====== WORKING DATA

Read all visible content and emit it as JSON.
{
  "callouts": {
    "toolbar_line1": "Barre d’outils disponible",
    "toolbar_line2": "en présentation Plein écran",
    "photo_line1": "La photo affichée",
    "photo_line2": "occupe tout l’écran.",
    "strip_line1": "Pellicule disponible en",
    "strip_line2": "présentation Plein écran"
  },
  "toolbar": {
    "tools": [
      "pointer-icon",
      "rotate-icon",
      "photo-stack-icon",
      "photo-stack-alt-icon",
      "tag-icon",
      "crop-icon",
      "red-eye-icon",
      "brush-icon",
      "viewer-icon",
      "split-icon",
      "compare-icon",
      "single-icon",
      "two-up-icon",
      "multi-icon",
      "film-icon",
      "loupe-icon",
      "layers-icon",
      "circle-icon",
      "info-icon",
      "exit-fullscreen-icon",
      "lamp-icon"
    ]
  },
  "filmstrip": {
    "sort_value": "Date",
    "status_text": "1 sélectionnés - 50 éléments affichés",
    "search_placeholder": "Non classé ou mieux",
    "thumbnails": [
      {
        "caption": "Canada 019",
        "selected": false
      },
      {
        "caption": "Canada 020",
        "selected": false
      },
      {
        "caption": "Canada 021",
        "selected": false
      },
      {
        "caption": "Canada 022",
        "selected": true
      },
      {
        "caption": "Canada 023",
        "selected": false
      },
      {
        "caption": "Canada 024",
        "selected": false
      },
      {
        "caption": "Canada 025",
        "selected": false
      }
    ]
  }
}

============

Restate each record word for word.

Read all visible content and emit it as JSON.
{
  "callouts": {
    "toolbar_line1": "Barre d’outils disponible",
    "toolbar_line2": "en présentation Plein écran",
    "photo_line1": "La photo affichée",
    "photo_line2": "occupe tout l’écran.",
    "strip_line1": "Pellicule disponible en",
    "strip_line2": "présentation Plein écran"
  },
  "toolbar": {
    "tools": [
      "pointer-icon",
      "rotate-icon",
      "photo-stack-icon",
      "photo-stack-alt-icon",
      "tag-icon",
      "crop-icon",
      "red-eye-icon",
      "brush-icon",
      "viewer-icon",
      "split-icon",
      "compare-icon",
      "single-icon",
      "two-up-icon",
      "multi-icon",
      "film-icon",
      "loupe-icon",
      "layers-icon",
      "circle-icon",
      "info-icon",
      "exit-fullscreen-icon",
      "lamp-icon"
    ]
  },
  "filmstrip": {
    "sort_value": "Date",
    "status_text": "1 sélectionnés - 50 éléments affichés",
    "search_placeholder": "Non classé ou mieux",
    "thumbnails": [
      {
        "caption": "Canada 019",
        "selected": false
      },
      {
        "caption": "Canada 020",
        "selected": false
      },
      {
        "caption": "Canada 021",
        "selected": false
      },
      {
        "caption": "Canada 022",
        "selected": true
      },
      {
        "caption": "Canada 023",
        "selected": false
      },
      {
        "caption": "Canada 024",
        "selected": false
      },
      {
        "caption": "Canada 025",
        "selected": false
      }
    ]
  }
}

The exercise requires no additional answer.